Data extract:
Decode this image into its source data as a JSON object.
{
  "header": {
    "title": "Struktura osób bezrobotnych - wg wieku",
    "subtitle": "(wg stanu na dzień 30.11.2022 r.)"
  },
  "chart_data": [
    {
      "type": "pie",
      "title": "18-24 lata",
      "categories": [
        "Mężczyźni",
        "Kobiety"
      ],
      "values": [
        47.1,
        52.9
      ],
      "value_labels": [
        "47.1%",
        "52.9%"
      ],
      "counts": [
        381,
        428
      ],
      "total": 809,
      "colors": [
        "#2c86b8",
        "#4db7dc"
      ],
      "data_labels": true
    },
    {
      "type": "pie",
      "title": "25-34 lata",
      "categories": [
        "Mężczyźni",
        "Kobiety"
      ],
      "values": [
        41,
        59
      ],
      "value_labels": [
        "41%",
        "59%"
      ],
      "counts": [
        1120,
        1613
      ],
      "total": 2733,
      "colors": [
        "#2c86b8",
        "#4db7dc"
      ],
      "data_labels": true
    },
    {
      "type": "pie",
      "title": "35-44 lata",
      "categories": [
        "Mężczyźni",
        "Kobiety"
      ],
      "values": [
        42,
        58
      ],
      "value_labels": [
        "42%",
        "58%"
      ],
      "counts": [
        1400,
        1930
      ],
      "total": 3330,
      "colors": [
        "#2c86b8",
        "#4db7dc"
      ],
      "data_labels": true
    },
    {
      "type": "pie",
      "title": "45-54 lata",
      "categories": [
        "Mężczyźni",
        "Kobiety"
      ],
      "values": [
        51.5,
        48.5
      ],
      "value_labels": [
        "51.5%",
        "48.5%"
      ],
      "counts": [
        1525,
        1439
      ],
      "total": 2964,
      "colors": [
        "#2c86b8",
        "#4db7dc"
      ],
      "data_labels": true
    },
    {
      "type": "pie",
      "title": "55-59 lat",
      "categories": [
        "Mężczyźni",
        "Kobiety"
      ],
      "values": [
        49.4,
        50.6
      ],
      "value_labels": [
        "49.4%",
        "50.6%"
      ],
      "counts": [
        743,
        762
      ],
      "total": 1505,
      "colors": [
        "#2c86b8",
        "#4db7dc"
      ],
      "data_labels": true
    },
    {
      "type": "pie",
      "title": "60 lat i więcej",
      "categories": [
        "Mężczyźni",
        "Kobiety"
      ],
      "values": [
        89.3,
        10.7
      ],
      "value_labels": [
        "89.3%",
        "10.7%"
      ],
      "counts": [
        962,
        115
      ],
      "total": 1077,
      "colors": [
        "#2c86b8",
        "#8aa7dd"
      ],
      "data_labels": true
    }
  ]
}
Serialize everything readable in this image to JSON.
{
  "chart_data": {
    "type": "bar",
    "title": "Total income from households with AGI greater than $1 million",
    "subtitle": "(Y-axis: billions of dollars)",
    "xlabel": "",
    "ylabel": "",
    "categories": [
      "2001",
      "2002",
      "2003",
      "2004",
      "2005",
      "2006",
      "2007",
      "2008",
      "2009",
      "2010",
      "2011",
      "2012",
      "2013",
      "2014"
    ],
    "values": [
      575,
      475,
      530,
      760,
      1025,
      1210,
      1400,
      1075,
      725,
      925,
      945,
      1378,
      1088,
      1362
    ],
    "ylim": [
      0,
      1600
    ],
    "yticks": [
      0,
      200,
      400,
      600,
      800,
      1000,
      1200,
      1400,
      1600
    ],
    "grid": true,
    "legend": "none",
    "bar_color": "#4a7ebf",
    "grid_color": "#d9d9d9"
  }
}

What is required:
Extract, verbatim, the lines from the one containing "Serialize everything readable" through the last line of the listing above.

Written answer:
Serialize everything readable in this image to JSON.
{
  "chart_data": {
    "type": "bar",
    "title": "Total income from households with AGI greater than $1 million",
    "subtitle": "(Y-axis: billions of dollars)",
    "xlabel": "",
    "ylabel": "",
    "categories": [
      "2001",
      "2002",
      "2003",
      "2004",
      "2005",
      "2006",
      "2007",
      "2008",
      "2009",
      "2010",
      "2011",
      "2012",
      "2013",
      "2014"
    ],
    "values": [
      575,
      475,
      530,
      760,
      1025,
      1210,
      1400,
      1075,
      725,
      925,
      945,
      1378,
      1088,
      1362
    ],
    "ylim": [
      0,
      1600
    ],
    "yticks": [
      0,
      200,
      400,
      600,
      800,
      1000,
      1200,
      1400,
      1600
    ],
    "grid": true,
    "legend": "none",
    "bar_color": "#4a7ebf",
    "grid_color": "#d9d9d9"
  }
}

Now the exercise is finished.